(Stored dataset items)
========
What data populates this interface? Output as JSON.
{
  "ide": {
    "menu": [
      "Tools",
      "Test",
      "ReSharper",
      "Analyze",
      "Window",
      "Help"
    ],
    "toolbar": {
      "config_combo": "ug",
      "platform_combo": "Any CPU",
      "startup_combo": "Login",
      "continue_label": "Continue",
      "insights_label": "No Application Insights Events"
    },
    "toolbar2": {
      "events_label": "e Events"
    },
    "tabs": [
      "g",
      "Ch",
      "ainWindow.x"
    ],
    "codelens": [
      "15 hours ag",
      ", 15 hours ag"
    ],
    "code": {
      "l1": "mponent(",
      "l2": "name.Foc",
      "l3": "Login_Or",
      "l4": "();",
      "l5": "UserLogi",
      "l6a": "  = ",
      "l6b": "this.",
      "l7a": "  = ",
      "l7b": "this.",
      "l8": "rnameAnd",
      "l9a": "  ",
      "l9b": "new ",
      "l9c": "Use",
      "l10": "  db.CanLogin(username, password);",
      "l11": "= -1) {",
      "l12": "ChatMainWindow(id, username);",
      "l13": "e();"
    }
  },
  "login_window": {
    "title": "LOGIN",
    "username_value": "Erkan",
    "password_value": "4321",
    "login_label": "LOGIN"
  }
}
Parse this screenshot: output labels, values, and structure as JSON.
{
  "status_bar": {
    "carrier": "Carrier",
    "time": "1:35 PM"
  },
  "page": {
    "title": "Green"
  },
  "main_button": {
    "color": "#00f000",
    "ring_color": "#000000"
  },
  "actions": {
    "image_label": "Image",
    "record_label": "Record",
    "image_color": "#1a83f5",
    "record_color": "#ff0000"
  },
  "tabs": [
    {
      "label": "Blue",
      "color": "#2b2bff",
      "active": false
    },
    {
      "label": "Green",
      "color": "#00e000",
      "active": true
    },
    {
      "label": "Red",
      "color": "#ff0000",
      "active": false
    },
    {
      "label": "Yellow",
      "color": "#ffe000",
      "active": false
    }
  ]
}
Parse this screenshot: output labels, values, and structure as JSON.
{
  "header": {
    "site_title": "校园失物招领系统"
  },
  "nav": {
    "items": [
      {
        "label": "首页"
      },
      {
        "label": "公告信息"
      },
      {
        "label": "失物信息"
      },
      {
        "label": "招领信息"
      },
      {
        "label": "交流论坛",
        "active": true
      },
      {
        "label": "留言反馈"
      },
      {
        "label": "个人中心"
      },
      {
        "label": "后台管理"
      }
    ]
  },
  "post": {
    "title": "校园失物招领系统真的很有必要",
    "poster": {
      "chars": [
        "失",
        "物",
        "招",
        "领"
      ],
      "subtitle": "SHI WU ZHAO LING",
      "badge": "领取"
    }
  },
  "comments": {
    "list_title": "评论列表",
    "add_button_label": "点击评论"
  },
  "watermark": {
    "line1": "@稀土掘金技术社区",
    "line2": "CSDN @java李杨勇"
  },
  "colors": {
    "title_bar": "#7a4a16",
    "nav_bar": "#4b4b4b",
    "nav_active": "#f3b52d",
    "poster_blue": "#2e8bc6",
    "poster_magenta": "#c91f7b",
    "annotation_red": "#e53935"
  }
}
========
■ **GOAL**: Word for word, extract all the records.

■ **RESPONSE**:
What data populates this interface? Output as JSON.
{
  "ide": {
    "menu": [
      "Tools",
      "Test",
      "ReSharper",
      "Analyze",
      "Window",
      "Help"
    ],
    "toolbar": {
      "config_combo": "ug",
      "platform_combo": "Any CPU",
      "startup_combo": "Login",
      "continue_label": "Continue",
      "insights_label": "No Application Insights Events"
    },
    "toolbar2": {
      "events_label": "e Events"
    },
    "tabs": [
      "g",
      "Ch",
      "ainWindow.x"
    ],
    "codelens": [
      "15 hours ag",
      ", 15 hours ag"
    ],
    "code": {
      "l1": "mponent(",
      "l2": "name.Foc",
      "l3": "Login_Or",
      "l4": "();",
      "l5": "UserLogi",
      "l6a": "  = ",
      "l6b": "this.",
      "l7a": "  = ",
      "l7b": "this.",
      "l8": "rnameAnd",
      "l9a": "  ",
      "l9b": "new ",
      "l9c": "Use",
      "l10": "  db.CanLogin(username, password);",
      "l11": "= -1) {",
      "l12": "ChatMainWindow(id, username);",
      "l13": "e();"
    }
  },
  "login_window": {
    "title": "LOGIN",
    "username_value": "Erkan",
    "password_value": "4321",
    "login_label": "LOGIN"
  }
}
Parse this screenshot: output labels, values, and structure as JSON.
{
  "status_bar": {
    "carrier": "Carrier",
    "time": "1:35 PM"
  },
  "page": {
    "title": "Green"
  },
  "main_button": {
    "color": "#00f000",
    "ring_color": "#000000"
  },
  "actions": {
    "image_label": "Image",
    "record_label": "Record",
    "image_color": "#1a83f5",
    "record_color": "#ff0000"
  },
  "tabs": [
    {
      "label": "Blue",
      "color": "#2b2bff",
      "active": false
    },
    {
      "label": "Green",
      "color": "#00e000",
      "active": true
    },
    {
      "label": "Red",
      "color": "#ff0000",
      "active": false
    },
    {
      "label": "Yellow",
      "color": "#ffe000",
      "active": false
    }
  ]
}
Parse this screenshot: output labels, values, and structure as JSON.
{
  "header": {
    "site_title": "校园失物招领系统"
  },
  "nav": {
    "items": [
      {
        "label": "首页"
      },
      {
        "label": "公告信息"
      },
      {
        "label": "失物信息"
      },
      {
        "label": "招领信息"
      },
      {
        "label": "交流论坛",
        "active": true
      },
      {
        "label": "留言反馈"
      },
      {
        "label": "个人中心"
      },
      {
        "label": "后台管理"
      }
    ]
  },
  "post": {
    "title": "校园失物招领系统真的很有必要",
    "poster": {
      "chars": [
        "失",
        "物",
        "招",
        "领"
      ],
      "subtitle": "SHI WU ZHAO LING",
      "badge": "领取"
    }
  },
  "comments": {
    "list_title": "评论列表",
    "add_button_label": "点击评论"
  },
  "watermark": {
    "line1": "@稀土掘金技术社区",
    "line2": "CSDN @java李杨勇"
  },
  "colors": {
    "title_bar": "#7a4a16",
    "nav_bar": "#4b4b4b",
    "nav_active": "#f3b52d",
    "poster_blue": "#2e8bc6",
    "poster_magenta": "#c91f7b",
    "annotation_red": "#e53935"
  }
}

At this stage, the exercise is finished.